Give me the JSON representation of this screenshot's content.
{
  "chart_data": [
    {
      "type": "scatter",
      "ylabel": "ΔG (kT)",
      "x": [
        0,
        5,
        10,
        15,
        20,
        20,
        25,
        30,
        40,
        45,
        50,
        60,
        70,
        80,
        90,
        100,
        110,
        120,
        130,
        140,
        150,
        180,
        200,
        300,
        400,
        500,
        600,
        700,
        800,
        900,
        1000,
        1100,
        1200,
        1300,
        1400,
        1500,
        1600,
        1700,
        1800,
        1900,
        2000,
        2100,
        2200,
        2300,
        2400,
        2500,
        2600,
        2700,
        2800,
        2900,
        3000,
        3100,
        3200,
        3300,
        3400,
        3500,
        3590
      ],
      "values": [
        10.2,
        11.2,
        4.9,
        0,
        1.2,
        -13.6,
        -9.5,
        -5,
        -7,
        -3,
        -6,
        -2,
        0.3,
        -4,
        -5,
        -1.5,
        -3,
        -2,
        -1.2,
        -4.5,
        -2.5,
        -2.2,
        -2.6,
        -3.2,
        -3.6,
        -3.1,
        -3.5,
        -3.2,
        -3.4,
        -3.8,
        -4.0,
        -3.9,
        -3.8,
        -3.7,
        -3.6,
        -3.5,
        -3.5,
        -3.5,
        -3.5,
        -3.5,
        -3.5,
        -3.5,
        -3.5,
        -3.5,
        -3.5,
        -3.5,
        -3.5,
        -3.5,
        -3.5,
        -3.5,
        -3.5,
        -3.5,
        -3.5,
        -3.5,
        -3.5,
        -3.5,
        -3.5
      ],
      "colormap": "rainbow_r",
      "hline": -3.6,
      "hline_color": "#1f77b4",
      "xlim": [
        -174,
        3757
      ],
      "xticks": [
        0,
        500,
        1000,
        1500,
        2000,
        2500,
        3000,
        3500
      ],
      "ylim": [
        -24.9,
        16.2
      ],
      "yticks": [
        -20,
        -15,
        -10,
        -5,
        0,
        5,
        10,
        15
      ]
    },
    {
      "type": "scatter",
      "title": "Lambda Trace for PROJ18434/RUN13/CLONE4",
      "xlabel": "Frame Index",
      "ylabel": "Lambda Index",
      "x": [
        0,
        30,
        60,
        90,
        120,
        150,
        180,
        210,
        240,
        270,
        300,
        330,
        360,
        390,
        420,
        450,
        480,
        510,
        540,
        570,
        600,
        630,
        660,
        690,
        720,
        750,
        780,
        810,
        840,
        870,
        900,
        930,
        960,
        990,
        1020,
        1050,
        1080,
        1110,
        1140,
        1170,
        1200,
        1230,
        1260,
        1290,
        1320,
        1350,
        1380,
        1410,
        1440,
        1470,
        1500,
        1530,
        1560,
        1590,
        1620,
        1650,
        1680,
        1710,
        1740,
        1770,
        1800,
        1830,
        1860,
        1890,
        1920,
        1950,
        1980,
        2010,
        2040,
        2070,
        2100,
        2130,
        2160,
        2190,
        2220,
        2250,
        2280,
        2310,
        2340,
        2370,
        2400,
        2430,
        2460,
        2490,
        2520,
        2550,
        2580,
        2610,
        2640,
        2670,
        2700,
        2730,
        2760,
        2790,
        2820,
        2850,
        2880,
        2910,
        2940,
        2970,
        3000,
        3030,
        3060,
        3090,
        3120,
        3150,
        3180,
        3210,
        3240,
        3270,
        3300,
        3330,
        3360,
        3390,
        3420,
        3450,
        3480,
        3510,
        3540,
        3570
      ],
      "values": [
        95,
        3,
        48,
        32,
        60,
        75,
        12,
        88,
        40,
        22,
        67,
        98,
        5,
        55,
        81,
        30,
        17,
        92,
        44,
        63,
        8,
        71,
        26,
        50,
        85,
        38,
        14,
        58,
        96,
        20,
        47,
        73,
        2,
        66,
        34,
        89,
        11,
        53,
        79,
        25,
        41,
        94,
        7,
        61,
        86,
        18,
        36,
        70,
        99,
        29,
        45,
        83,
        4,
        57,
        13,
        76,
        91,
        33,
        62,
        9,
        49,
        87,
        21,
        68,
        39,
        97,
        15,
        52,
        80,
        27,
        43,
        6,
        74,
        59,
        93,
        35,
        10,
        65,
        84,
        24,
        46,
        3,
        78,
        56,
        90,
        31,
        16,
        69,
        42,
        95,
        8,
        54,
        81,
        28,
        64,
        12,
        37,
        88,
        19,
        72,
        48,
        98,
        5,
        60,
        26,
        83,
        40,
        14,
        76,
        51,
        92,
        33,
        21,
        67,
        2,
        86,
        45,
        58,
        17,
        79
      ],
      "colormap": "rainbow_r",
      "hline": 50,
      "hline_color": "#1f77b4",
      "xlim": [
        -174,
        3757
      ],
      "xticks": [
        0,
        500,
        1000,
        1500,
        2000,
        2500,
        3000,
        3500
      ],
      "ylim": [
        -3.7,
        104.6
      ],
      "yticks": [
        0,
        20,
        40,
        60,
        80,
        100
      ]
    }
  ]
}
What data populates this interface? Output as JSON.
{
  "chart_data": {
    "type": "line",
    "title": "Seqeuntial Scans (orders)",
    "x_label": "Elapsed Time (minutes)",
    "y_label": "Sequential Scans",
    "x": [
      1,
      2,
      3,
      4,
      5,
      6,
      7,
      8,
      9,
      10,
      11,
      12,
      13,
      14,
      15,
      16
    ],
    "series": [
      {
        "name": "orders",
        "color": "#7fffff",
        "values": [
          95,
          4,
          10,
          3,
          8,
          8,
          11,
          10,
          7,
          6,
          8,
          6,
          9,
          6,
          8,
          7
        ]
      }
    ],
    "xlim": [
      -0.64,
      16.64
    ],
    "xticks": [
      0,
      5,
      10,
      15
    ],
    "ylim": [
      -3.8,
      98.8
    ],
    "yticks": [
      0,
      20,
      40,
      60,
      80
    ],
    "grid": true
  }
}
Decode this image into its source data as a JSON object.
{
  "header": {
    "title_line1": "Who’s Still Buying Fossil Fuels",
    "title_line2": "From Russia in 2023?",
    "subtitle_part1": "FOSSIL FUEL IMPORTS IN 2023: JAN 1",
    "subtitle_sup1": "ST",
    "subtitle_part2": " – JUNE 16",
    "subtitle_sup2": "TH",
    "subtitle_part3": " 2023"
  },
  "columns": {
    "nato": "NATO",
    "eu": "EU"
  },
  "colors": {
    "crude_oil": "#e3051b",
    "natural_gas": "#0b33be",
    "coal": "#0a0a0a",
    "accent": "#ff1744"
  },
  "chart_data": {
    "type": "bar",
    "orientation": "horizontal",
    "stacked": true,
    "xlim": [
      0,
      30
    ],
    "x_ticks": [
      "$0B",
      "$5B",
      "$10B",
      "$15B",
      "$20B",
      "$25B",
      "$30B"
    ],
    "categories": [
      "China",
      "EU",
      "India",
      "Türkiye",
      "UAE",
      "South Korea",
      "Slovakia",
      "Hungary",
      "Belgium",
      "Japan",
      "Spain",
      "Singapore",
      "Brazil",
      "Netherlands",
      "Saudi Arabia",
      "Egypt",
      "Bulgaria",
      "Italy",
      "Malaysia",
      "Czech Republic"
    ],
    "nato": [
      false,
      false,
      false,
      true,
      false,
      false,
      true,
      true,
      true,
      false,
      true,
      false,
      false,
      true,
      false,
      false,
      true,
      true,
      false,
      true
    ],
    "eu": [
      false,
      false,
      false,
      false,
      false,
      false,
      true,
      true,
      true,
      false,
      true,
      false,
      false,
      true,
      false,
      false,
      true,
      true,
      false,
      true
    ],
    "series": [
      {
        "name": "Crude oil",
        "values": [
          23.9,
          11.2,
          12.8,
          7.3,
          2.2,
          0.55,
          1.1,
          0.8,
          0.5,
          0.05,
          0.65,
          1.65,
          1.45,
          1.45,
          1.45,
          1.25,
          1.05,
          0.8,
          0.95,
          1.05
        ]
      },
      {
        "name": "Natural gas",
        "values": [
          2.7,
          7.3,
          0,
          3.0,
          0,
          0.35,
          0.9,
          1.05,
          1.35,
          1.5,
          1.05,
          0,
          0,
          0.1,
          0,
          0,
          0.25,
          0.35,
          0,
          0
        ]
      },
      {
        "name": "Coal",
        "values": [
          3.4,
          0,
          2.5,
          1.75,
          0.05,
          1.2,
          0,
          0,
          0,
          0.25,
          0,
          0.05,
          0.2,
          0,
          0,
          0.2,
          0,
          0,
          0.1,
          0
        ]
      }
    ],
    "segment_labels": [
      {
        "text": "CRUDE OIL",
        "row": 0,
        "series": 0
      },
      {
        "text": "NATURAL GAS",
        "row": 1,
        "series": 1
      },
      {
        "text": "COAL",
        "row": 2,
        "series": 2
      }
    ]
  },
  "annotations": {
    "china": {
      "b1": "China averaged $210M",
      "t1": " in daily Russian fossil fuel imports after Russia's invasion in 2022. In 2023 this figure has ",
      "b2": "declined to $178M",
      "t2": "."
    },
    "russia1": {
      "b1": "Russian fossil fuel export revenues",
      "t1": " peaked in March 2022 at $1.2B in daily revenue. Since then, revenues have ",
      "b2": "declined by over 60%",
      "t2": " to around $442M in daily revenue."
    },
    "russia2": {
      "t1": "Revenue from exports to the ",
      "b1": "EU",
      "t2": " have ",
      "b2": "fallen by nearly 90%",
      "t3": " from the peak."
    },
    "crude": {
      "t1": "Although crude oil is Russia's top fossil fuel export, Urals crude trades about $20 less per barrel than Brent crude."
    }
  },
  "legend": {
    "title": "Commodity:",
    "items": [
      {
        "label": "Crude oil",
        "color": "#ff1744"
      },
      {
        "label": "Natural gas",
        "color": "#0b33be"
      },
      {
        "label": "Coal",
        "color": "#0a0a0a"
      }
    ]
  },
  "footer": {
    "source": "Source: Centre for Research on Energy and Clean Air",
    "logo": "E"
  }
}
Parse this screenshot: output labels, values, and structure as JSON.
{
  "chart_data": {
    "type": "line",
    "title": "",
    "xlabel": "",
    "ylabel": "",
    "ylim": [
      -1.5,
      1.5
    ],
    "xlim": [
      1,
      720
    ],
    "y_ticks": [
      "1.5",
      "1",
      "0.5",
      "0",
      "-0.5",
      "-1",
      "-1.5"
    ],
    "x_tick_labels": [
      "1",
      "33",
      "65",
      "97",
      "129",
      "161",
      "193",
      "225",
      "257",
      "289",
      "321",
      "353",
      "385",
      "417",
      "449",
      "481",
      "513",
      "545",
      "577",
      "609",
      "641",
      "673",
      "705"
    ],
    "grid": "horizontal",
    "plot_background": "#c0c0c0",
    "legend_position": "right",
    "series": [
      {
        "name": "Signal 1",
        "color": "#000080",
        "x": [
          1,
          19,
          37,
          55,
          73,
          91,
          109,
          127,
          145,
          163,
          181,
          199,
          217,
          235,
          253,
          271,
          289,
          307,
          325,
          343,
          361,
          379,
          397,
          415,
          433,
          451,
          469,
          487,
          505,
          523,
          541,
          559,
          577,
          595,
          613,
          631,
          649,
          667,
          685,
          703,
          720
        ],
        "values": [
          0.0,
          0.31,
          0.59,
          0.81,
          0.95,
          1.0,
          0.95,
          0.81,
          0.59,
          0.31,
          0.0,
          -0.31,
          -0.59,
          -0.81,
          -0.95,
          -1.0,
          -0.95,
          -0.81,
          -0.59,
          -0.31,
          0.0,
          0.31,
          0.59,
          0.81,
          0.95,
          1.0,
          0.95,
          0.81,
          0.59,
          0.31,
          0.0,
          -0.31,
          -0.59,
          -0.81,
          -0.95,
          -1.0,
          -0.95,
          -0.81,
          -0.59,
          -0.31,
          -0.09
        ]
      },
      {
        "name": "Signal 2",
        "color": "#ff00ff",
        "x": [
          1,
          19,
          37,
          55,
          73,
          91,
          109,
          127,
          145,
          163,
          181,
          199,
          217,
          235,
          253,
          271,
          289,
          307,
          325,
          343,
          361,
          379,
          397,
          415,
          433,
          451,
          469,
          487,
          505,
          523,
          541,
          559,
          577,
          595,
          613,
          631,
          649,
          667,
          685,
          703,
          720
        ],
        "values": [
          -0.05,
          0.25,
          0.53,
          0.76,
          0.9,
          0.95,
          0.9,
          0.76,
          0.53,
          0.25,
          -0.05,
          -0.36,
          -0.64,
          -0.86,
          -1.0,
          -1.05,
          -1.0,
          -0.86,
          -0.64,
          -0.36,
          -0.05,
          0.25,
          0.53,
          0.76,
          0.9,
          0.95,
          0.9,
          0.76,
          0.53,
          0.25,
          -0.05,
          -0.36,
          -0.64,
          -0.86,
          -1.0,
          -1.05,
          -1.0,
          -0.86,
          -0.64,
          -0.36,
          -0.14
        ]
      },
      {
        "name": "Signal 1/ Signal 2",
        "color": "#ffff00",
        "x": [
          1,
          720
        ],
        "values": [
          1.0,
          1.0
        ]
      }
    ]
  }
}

***

■ EXERCISE PROMPT ■
Search the material above for "horizontal". Pull out each line where it shows up.

■ EXERCISE RESPONSE ■
    "orientation": "horizontal",
    "grid": "horizontal",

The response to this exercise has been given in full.